## [WORK TO BE COMPLETED]
Reproduce the listing word for word. Skip any image.

· · · · · · ·

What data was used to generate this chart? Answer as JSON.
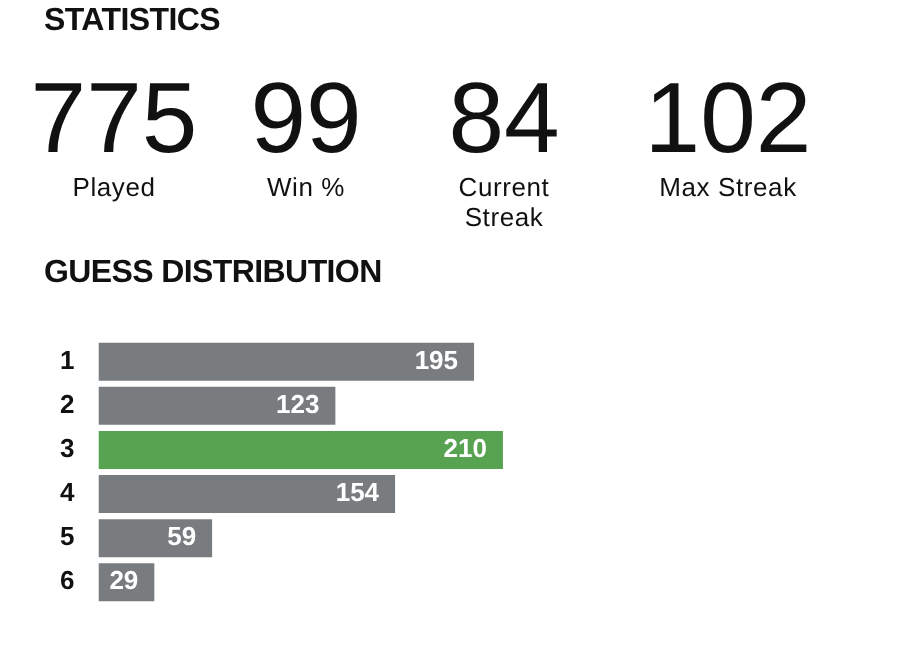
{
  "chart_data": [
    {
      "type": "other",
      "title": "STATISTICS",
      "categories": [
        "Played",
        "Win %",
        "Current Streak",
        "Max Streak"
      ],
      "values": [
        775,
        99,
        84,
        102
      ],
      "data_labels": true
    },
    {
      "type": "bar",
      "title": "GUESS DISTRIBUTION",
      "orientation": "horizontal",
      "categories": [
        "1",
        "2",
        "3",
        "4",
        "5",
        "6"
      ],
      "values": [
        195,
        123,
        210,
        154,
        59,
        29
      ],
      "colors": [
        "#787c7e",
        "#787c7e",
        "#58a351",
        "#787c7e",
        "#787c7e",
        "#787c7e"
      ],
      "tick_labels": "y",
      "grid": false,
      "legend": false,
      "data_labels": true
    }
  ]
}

· · · · · · ·

## [RESPONSE]
What data was used to generate this chart? Answer as JSON.
{
  "chart_data": [
    {
      "type": "other",
      "title": "STATISTICS",
      "categories": [
        "Played",
        "Win %",
        "Current Streak",
        "Max Streak"
      ],
      "values": [
        775,
        99,
        84,
        102
      ],
      "data_labels": true
    },
    {
      "type": "bar",
      "title": "GUESS DISTRIBUTION",
      "orientation": "horizontal",
      "categories": [
        "1",
        "2",
        "3",
        "4",
        "5",
        "6"
      ],
      "values": [
        195,
        123,
        210,
        154,
        59,
        29
      ],
      "colors": [
        "#787c7e",
        "#787c7e",
        "#58a351",
        "#787c7e",
        "#787c7e",
        "#787c7e"
      ],
      "tick_labels": "y",
      "grid": false,
      "legend": false,
      "data_labels": true
    }
  ]
}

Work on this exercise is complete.